[SHORT PROBLEM]
From the listing below, extract every line containing "YouTube".

[MATERIAL SHOWN]
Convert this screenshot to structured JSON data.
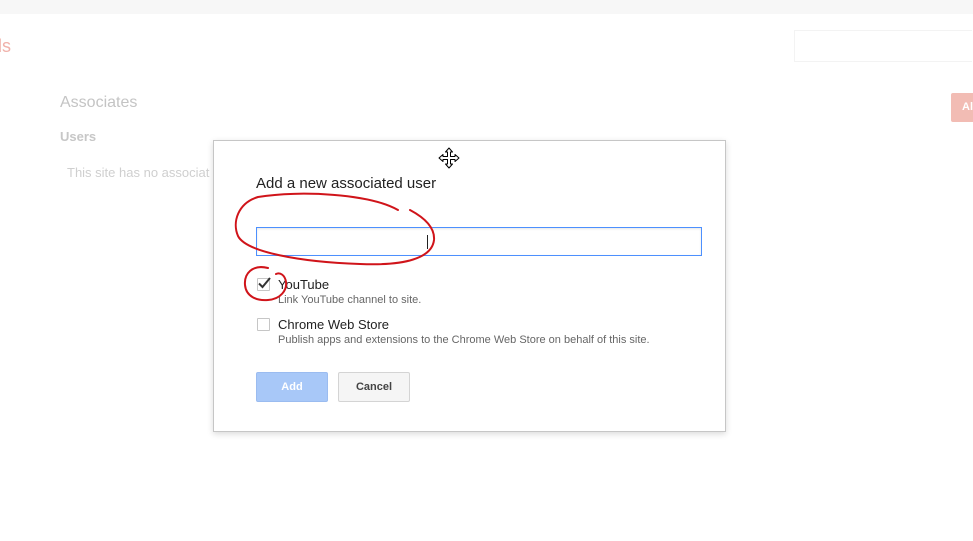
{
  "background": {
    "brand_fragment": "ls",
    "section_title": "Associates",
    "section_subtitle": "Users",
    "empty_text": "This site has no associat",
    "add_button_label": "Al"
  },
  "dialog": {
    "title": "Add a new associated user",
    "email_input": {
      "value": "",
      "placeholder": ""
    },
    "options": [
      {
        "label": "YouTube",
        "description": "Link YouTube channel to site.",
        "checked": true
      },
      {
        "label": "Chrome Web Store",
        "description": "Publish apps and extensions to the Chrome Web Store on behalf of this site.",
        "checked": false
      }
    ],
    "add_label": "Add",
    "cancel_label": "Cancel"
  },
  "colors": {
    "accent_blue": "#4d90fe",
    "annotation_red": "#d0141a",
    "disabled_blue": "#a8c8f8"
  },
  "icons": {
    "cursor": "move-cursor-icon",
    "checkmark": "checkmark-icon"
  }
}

[RESPONSE TO THE EXERCISE]
        "label": "YouTube",
        "description": "Link YouTube channel to site.",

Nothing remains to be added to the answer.